BEGIN Records

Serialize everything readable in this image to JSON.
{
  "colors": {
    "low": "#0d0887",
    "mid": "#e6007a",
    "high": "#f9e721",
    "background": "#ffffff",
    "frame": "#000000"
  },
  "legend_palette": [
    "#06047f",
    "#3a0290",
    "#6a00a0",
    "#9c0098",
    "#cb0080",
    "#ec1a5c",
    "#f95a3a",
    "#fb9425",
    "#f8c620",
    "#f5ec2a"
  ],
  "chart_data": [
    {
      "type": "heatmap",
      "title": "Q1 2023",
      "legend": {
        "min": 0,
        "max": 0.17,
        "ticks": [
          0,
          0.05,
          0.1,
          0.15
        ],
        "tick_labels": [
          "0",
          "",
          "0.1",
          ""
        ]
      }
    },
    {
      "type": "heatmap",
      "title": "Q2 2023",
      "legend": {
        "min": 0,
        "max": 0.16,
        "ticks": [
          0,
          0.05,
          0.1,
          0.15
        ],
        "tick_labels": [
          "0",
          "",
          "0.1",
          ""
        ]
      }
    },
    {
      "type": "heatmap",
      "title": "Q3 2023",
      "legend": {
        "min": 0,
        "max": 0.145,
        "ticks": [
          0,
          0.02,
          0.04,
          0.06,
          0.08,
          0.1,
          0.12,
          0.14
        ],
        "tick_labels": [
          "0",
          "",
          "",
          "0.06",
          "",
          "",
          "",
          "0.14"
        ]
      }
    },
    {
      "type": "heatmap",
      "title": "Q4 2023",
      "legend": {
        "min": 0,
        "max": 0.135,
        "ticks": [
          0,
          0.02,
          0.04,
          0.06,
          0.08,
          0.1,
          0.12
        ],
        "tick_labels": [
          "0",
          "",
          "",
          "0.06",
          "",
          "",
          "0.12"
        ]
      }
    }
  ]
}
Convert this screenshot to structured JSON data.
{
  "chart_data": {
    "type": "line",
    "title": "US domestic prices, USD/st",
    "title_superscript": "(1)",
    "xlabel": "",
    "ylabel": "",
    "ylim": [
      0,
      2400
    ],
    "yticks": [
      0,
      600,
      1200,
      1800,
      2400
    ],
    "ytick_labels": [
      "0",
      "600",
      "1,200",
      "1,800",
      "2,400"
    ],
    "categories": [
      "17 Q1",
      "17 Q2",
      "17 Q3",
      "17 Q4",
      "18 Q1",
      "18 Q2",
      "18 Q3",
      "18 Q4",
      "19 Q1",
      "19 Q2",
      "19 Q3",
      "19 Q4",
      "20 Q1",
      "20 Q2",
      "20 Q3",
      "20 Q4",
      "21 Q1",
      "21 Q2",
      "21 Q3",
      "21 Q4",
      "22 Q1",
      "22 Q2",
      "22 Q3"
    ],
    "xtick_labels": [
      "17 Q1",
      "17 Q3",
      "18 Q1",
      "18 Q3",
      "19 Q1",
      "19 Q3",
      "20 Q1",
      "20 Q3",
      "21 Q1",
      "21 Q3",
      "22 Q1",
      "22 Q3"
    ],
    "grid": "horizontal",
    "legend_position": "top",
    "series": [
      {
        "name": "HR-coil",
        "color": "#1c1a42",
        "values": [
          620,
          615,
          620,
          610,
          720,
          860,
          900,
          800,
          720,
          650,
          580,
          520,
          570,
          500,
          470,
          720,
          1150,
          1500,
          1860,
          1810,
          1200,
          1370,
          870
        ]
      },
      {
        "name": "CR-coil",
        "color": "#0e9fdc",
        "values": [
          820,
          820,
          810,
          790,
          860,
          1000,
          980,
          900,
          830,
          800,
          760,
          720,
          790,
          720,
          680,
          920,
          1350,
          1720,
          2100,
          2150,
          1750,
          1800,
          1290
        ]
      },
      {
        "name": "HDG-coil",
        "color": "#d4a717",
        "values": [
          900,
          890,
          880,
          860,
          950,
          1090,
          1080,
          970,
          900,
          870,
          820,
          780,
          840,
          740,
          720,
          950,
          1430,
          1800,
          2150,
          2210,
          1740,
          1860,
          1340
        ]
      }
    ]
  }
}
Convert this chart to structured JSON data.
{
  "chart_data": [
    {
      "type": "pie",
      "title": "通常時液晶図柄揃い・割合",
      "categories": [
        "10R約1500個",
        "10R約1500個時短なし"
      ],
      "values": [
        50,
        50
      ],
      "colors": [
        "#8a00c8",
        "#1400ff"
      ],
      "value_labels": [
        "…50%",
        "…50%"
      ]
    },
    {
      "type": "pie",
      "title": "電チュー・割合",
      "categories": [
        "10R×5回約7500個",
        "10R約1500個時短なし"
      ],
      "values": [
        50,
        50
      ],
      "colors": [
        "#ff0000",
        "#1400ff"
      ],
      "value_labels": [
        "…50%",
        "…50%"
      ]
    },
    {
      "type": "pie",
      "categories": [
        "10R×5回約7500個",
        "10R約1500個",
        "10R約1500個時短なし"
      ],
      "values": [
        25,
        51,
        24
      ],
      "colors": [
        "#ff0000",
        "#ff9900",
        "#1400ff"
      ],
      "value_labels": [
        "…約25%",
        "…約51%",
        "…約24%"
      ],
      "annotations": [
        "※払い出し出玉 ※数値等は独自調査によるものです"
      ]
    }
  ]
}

END Records

■ **Exercise instructions**
Using the listing above, please repeat every entry exactly.

■ **The reply**
Serialize everything readable in this image to JSON.
{
  "colors": {
    "low": "#0d0887",
    "mid": "#e6007a",
    "high": "#f9e721",
    "background": "#ffffff",
    "frame": "#000000"
  },
  "legend_palette": [
    "#06047f",
    "#3a0290",
    "#6a00a0",
    "#9c0098",
    "#cb0080",
    "#ec1a5c",
    "#f95a3a",
    "#fb9425",
    "#f8c620",
    "#f5ec2a"
  ],
  "chart_data": [
    {
      "type": "heatmap",
      "title": "Q1 2023",
      "legend": {
        "min": 0,
        "max": 0.17,
        "ticks": [
          0,
          0.05,
          0.1,
          0.15
        ],
        "tick_labels": [
          "0",
          "",
          "0.1",
          ""
        ]
      }
    },
    {
      "type": "heatmap",
      "title": "Q2 2023",
      "legend": {
        "min": 0,
        "max": 0.16,
        "ticks": [
          0,
          0.05,
          0.1,
          0.15
        ],
        "tick_labels": [
          "0",
          "",
          "0.1",
          ""
        ]
      }
    },
    {
      "type": "heatmap",
      "title": "Q3 2023",
      "legend": {
        "min": 0,
        "max": 0.145,
        "ticks": [
          0,
          0.02,
          0.04,
          0.06,
          0.08,
          0.1,
          0.12,
          0.14
        ],
        "tick_labels": [
          "0",
          "",
          "",
          "0.06",
          "",
          "",
          "",
          "0.14"
        ]
      }
    },
    {
      "type": "heatmap",
      "title": "Q4 2023",
      "legend": {
        "min": 0,
        "max": 0.135,
        "ticks": [
          0,
          0.02,
          0.04,
          0.06,
          0.08,
          0.1,
          0.12
        ],
        "tick_labels": [
          "0",
          "",
          "",
          "0.06",
          "",
          "",
          "0.12"
        ]
      }
    }
  ]
}
Convert this screenshot to structured JSON data.
{
  "chart_data": {
    "type": "line",
    "title": "US domestic prices, USD/st",
    "title_superscript": "(1)",
    "xlabel": "",
    "ylabel": "",
    "ylim": [
      0,
      2400
    ],
    "yticks": [
      0,
      600,
      1200,
      1800,
      2400
    ],
    "ytick_labels": [
      "0",
      "600",
      "1,200",
      "1,800",
      "2,400"
    ],
    "categories": [
      "17 Q1",
      "17 Q2",
      "17 Q3",
      "17 Q4",
      "18 Q1",
      "18 Q2",
      "18 Q3",
      "18 Q4",
      "19 Q1",
      "19 Q2",
      "19 Q3",
      "19 Q4",
      "20 Q1",
      "20 Q2",
      "20 Q3",
      "20 Q4",
      "21 Q1",
      "21 Q2",
      "21 Q3",
      "21 Q4",
      "22 Q1",
      "22 Q2",
      "22 Q3"
    ],
    "xtick_labels": [
      "17 Q1",
      "17 Q3",
      "18 Q1",
      "18 Q3",
      "19 Q1",
      "19 Q3",
      "20 Q1",
      "20 Q3",
      "21 Q1",
      "21 Q3",
      "22 Q1",
      "22 Q3"
    ],
    "grid": "horizontal",
    "legend_position": "top",
    "series": [
      {
        "name": "HR-coil",
        "color": "#1c1a42",
        "values": [
          620,
          615,
          620,
          610,
          720,
          860,
          900,
          800,
          720,
          650,
          580,
          520,
          570,
          500,
          470,
          720,
          1150,
          1500,
          1860,
          1810,
          1200,
          1370,
          870
        ]
      },
      {
        "name": "CR-coil",
        "color": "#0e9fdc",
        "values": [
          820,
          820,
          810,
          790,
          860,
          1000,
          980,
          900,
          830,
          800,
          760,
          720,
          790,
          720,
          680,
          920,
          1350,
          1720,
          2100,
          2150,
          1750,
          1800,
          1290
        ]
      },
      {
        "name": "HDG-coil",
        "color": "#d4a717",
        "values": [
          900,
          890,
          880,
          860,
          950,
          1090,
          1080,
          970,
          900,
          870,
          820,
          780,
          840,
          740,
          720,
          950,
          1430,
          1800,
          2150,
          2210,
          1740,
          1860,
          1340
        ]
      }
    ]
  }
}
Convert this chart to structured JSON data.
{
  "chart_data": [
    {
      "type": "pie",
      "title": "通常時液晶図柄揃い・割合",
      "categories": [
        "10R約1500個",
        "10R約1500個時短なし"
      ],
      "values": [
        50,
        50
      ],
      "colors": [
        "#8a00c8",
        "#1400ff"
      ],
      "value_labels": [
        "…50%",
        "…50%"
      ]
    },
    {
      "type": "pie",
      "title": "電チュー・割合",
      "categories": [
        "10R×5回約7500個",
        "10R約1500個時短なし"
      ],
      "values": [
        50,
        50
      ],
      "colors": [
        "#ff0000",
        "#1400ff"
      ],
      "value_labels": [
        "…50%",
        "…50%"
      ]
    },
    {
      "type": "pie",
      "categories": [
        "10R×5回約7500個",
        "10R約1500個",
        "10R約1500個時短なし"
      ],
      "values": [
        25,
        51,
        24
      ],
      "colors": [
        "#ff0000",
        "#ff9900",
        "#1400ff"
      ],
      "value_labels": [
        "…約25%",
        "…約51%",
        "…約24%"
      ],
      "annotations": [
        "※払い出し出玉 ※数値等は独自調査によるものです"
      ]
    }
  ]
}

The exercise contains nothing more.